### Stated problem
Set down every record once more, exactly as given.

### Recorded data
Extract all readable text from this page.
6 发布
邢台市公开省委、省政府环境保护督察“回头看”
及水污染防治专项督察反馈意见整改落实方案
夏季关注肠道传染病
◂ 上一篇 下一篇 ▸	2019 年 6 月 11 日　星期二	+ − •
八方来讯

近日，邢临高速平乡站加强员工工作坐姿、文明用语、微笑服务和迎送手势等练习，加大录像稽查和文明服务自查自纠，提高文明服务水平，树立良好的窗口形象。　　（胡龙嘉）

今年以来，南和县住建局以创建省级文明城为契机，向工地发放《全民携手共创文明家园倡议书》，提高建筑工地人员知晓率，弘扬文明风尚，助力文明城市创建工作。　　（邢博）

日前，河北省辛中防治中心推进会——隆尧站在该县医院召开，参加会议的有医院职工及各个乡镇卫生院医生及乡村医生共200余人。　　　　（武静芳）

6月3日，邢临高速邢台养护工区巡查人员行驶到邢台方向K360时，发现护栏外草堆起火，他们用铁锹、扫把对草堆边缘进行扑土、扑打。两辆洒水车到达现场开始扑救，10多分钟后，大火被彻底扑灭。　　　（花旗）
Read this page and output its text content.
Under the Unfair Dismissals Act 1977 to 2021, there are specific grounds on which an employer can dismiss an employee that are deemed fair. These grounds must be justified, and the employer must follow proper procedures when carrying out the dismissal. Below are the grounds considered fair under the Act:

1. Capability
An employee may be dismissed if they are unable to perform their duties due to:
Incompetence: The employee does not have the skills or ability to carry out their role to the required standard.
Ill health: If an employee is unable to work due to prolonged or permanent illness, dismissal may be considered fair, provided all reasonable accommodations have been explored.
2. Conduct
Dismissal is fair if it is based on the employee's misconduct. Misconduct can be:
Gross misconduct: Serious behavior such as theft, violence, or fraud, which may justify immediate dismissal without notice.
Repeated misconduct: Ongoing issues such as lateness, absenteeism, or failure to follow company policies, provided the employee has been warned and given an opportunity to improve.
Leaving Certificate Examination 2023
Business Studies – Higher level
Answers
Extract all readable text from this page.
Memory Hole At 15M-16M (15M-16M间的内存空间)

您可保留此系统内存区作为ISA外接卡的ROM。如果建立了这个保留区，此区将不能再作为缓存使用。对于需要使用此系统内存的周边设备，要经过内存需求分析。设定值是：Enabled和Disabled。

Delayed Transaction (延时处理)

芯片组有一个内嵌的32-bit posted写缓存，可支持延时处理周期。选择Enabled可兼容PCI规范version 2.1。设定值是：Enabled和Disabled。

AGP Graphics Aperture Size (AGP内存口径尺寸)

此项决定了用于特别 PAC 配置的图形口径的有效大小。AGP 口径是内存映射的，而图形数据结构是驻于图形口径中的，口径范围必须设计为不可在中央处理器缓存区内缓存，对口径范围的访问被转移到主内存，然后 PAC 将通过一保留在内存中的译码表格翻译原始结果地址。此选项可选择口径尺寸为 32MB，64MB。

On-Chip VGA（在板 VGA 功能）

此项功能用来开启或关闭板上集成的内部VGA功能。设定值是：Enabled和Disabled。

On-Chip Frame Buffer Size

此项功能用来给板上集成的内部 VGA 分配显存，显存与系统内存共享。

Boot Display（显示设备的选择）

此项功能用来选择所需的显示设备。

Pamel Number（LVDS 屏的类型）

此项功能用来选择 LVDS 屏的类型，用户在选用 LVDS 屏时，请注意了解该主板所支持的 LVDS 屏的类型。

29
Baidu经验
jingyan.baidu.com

### Result of this exercise
Extract all readable text from this page.
6 发布
邢台市公开省委、省政府环境保护督察“回头看”
及水污染防治专项督察反馈意见整改落实方案
夏季关注肠道传染病
◂ 上一篇 下一篇 ▸	2019 年 6 月 11 日　星期二	+ − •
八方来讯

近日，邢临高速平乡站加强员工工作坐姿、文明用语、微笑服务和迎送手势等练习，加大录像稽查和文明服务自查自纠，提高文明服务水平，树立良好的窗口形象。　　（胡龙嘉）

今年以来，南和县住建局以创建省级文明城为契机，向工地发放《全民携手共创文明家园倡议书》，提高建筑工地人员知晓率，弘扬文明风尚，助力文明城市创建工作。　　（邢博）

日前，河北省辛中防治中心推进会——隆尧站在该县医院召开，参加会议的有医院职工及各个乡镇卫生院医生及乡村医生共200余人。　　　　（武静芳）

6月3日，邢临高速邢台养护工区巡查人员行驶到邢台方向K360时，发现护栏外草堆起火，他们用铁锹、扫把对草堆边缘进行扑土、扑打。两辆洒水车到达现场开始扑救，10多分钟后，大火被彻底扑灭。　　　（花旗）
Read this page and output its text content.
Under the Unfair Dismissals Act 1977 to 2021, there are specific grounds on which an employer can dismiss an employee that are deemed fair. These grounds must be justified, and the employer must follow proper procedures when carrying out the dismissal. Below are the grounds considered fair under the Act:

1. Capability
An employee may be dismissed if they are unable to perform their duties due to:
Incompetence: The employee does not have the skills or ability to carry out their role to the required standard.
Ill health: If an employee is unable to work due to prolonged or permanent illness, dismissal may be considered fair, provided all reasonable accommodations have been explored.
2. Conduct
Dismissal is fair if it is based on the employee's misconduct. Misconduct can be:
Gross misconduct: Serious behavior such as theft, violence, or fraud, which may justify immediate dismissal without notice.
Repeated misconduct: Ongoing issues such as lateness, absenteeism, or failure to follow company policies, provided the employee has been warned and given an opportunity to improve.
Leaving Certificate Examination 2023
Business Studies – Higher level
Answers
Extract all readable text from this page.
Memory Hole At 15M-16M (15M-16M间的内存空间)

您可保留此系统内存区作为ISA外接卡的ROM。如果建立了这个保留区，此区将不能再作为缓存使用。对于需要使用此系统内存的周边设备，要经过内存需求分析。设定值是：Enabled和Disabled。

Delayed Transaction (延时处理)

芯片组有一个内嵌的32-bit posted写缓存，可支持延时处理周期。选择Enabled可兼容PCI规范version 2.1。设定值是：Enabled和Disabled。

AGP Graphics Aperture Size (AGP内存口径尺寸)

此项决定了用于特别 PAC 配置的图形口径的有效大小。AGP 口径是内存映射的，而图形数据结构是驻于图形口径中的，口径范围必须设计为不可在中央处理器缓存区内缓存，对口径范围的访问被转移到主内存，然后 PAC 将通过一保留在内存中的译码表格翻译原始结果地址。此选项可选择口径尺寸为 32MB，64MB。

On-Chip VGA（在板 VGA 功能）

此项功能用来开启或关闭板上集成的内部VGA功能。设定值是：Enabled和Disabled。

On-Chip Frame Buffer Size

此项功能用来给板上集成的内部 VGA 分配显存，显存与系统内存共享。

Boot Display（显示设备的选择）

此项功能用来选择所需的显示设备。

Pamel Number（LVDS 屏的类型）

此项功能用来选择 LVDS 屏的类型，用户在选用 LVDS 屏时，请注意了解该主板所支持的 LVDS 屏的类型。

29
Baidu经验
jingyan.baidu.com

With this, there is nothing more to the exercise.